**DATA TO USE**
** BEGIN **

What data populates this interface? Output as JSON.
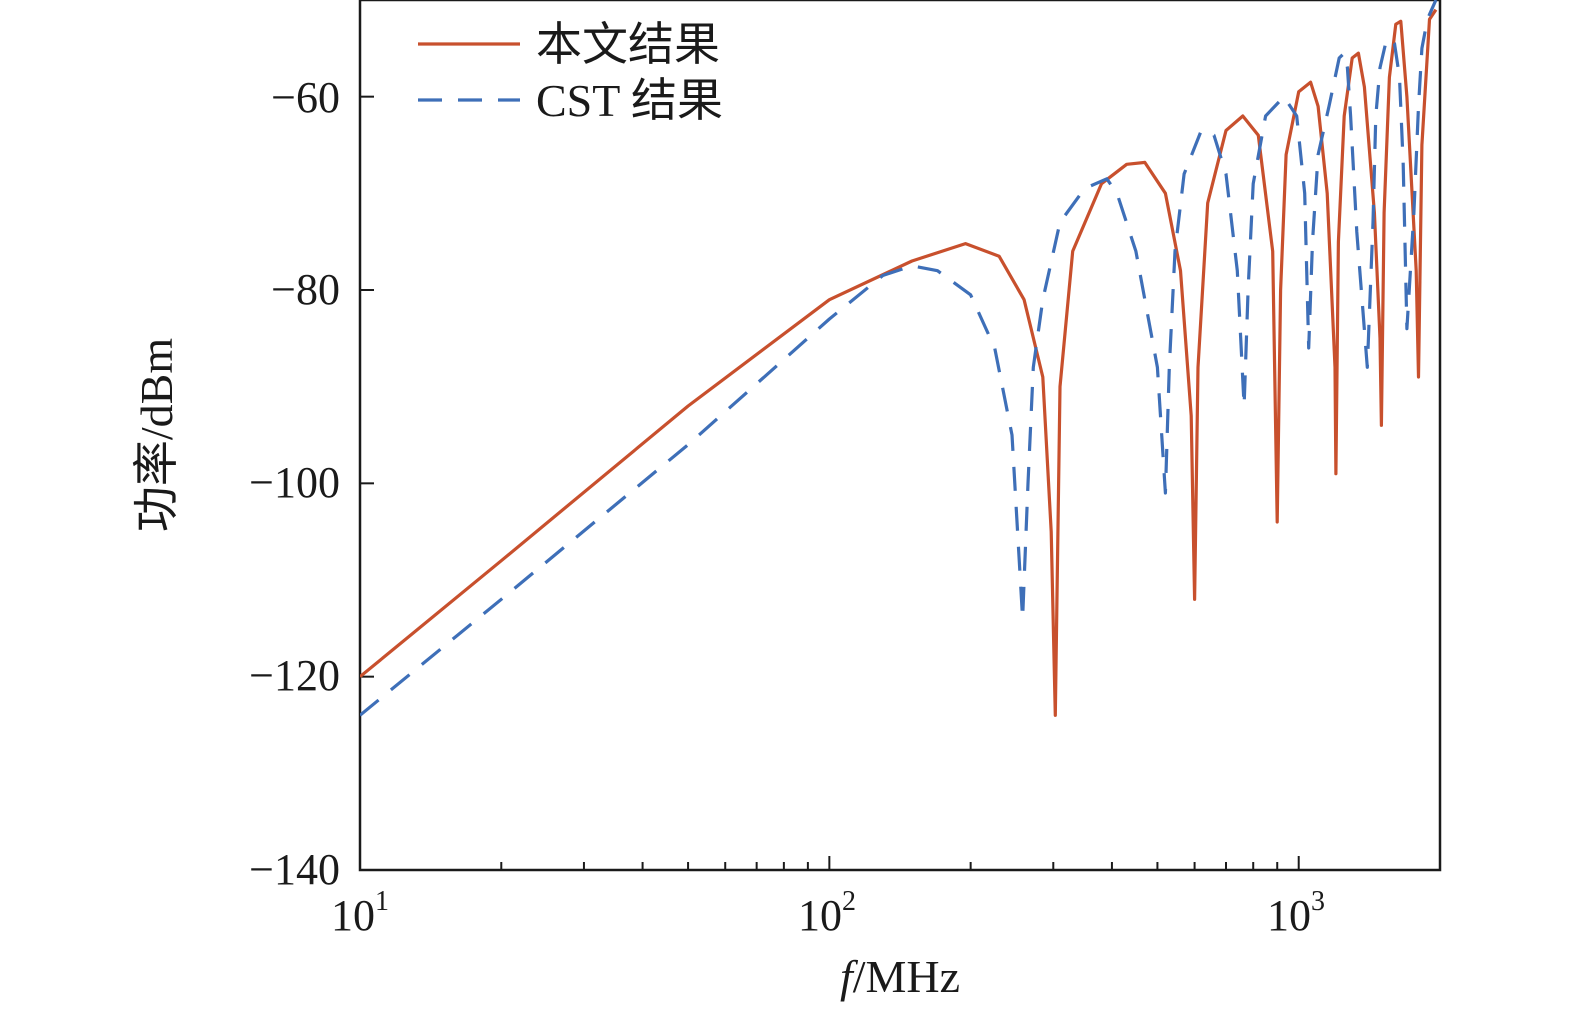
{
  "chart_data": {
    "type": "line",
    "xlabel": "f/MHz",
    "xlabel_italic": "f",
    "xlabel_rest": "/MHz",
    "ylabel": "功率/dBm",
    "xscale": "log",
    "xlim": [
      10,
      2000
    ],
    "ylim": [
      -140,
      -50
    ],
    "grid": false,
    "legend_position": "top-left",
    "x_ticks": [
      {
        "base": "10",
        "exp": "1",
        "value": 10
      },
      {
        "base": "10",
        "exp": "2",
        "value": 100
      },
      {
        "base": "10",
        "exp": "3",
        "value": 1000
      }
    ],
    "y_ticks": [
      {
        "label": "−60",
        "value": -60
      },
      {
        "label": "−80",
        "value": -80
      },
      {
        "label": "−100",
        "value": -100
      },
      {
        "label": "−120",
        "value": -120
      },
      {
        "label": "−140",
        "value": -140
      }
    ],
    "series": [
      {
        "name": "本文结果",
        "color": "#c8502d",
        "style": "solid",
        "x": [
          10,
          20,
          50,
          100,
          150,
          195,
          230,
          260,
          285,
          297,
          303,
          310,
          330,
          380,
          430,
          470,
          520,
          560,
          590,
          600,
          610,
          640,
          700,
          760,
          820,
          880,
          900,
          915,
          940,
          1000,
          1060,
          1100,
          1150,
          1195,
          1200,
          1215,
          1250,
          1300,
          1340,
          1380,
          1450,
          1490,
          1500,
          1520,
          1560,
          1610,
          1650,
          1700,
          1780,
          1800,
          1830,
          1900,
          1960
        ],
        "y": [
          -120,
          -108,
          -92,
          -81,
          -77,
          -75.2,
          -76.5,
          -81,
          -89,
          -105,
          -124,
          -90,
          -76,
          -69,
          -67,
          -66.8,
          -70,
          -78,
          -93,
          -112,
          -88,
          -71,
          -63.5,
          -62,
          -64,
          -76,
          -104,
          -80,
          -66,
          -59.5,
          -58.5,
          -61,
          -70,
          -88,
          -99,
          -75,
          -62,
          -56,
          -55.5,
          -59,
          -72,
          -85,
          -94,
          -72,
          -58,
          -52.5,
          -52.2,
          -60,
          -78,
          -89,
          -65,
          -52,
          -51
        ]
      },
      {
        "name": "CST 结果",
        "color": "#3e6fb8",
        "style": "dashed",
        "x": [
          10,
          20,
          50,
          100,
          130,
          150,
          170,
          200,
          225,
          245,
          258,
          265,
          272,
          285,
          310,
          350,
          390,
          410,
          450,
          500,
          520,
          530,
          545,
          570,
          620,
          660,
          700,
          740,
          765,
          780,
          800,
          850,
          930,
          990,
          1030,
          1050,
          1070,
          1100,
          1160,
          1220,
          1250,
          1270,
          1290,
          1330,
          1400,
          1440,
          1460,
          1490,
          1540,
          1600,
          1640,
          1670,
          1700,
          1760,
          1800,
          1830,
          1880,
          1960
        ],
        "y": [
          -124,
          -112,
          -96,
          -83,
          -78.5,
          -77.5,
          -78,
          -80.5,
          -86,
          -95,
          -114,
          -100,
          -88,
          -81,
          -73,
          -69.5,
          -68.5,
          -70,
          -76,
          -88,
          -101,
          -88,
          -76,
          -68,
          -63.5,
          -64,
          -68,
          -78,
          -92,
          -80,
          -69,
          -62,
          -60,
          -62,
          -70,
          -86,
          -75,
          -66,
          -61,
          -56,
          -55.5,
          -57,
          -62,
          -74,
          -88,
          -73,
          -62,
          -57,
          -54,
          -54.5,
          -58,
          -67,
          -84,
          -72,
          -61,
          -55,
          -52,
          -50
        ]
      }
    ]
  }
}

** END **

**GOAL**
Make an exact copy of the data above, pictures excluded.

**ANSWER TO THIS PROBLEM**
What data populates this interface? Output as JSON.
{
  "chart_data": {
    "type": "line",
    "xlabel": "f/MHz",
    "xlabel_italic": "f",
    "xlabel_rest": "/MHz",
    "ylabel": "功率/dBm",
    "xscale": "log",
    "xlim": [
      10,
      2000
    ],
    "ylim": [
      -140,
      -50
    ],
    "grid": false,
    "legend_position": "top-left",
    "x_ticks": [
      {
        "base": "10",
        "exp": "1",
        "value": 10
      },
      {
        "base": "10",
        "exp": "2",
        "value": 100
      },
      {
        "base": "10",
        "exp": "3",
        "value": 1000
      }
    ],
    "y_ticks": [
      {
        "label": "−60",
        "value": -60
      },
      {
        "label": "−80",
        "value": -80
      },
      {
        "label": "−100",
        "value": -100
      },
      {
        "label": "−120",
        "value": -120
      },
      {
        "label": "−140",
        "value": -140
      }
    ],
    "series": [
      {
        "name": "本文结果",
        "color": "#c8502d",
        "style": "solid",
        "x": [
          10,
          20,
          50,
          100,
          150,
          195,
          230,
          260,
          285,
          297,
          303,
          310,
          330,
          380,
          430,
          470,
          520,
          560,
          590,
          600,
          610,
          640,
          700,
          760,
          820,
          880,
          900,
          915,
          940,
          1000,
          1060,
          1100,
          1150,
          1195,
          1200,
          1215,
          1250,
          1300,
          1340,
          1380,
          1450,
          1490,
          1500,
          1520,
          1560,
          1610,
          1650,
          1700,
          1780,
          1800,
          1830,
          1900,
          1960
        ],
        "y": [
          -120,
          -108,
          -92,
          -81,
          -77,
          -75.2,
          -76.5,
          -81,
          -89,
          -105,
          -124,
          -90,
          -76,
          -69,
          -67,
          -66.8,
          -70,
          -78,
          -93,
          -112,
          -88,
          -71,
          -63.5,
          -62,
          -64,
          -76,
          -104,
          -80,
          -66,
          -59.5,
          -58.5,
          -61,
          -70,
          -88,
          -99,
          -75,
          -62,
          -56,
          -55.5,
          -59,
          -72,
          -85,
          -94,
          -72,
          -58,
          -52.5,
          -52.2,
          -60,
          -78,
          -89,
          -65,
          -52,
          -51
        ]
      },
      {
        "name": "CST 结果",
        "color": "#3e6fb8",
        "style": "dashed",
        "x": [
          10,
          20,
          50,
          100,
          130,
          150,
          170,
          200,
          225,
          245,
          258,
          265,
          272,
          285,
          310,
          350,
          390,
          410,
          450,
          500,
          520,
          530,
          545,
          570,
          620,
          660,
          700,
          740,
          765,
          780,
          800,
          850,
          930,
          990,
          1030,
          1050,
          1070,
          1100,
          1160,
          1220,
          1250,
          1270,
          1290,
          1330,
          1400,
          1440,
          1460,
          1490,
          1540,
          1600,
          1640,
          1670,
          1700,
          1760,
          1800,
          1830,
          1880,
          1960
        ],
        "y": [
          -124,
          -112,
          -96,
          -83,
          -78.5,
          -77.5,
          -78,
          -80.5,
          -86,
          -95,
          -114,
          -100,
          -88,
          -81,
          -73,
          -69.5,
          -68.5,
          -70,
          -76,
          -88,
          -101,
          -88,
          -76,
          -68,
          -63.5,
          -64,
          -68,
          -78,
          -92,
          -80,
          -69,
          -62,
          -60,
          -62,
          -70,
          -86,
          -75,
          -66,
          -61,
          -56,
          -55.5,
          -57,
          -62,
          -74,
          -88,
          -73,
          -62,
          -57,
          -54,
          -54.5,
          -58,
          -67,
          -84,
          -72,
          -61,
          -55,
          -52,
          -50
        ]
      }
    ]
  }
}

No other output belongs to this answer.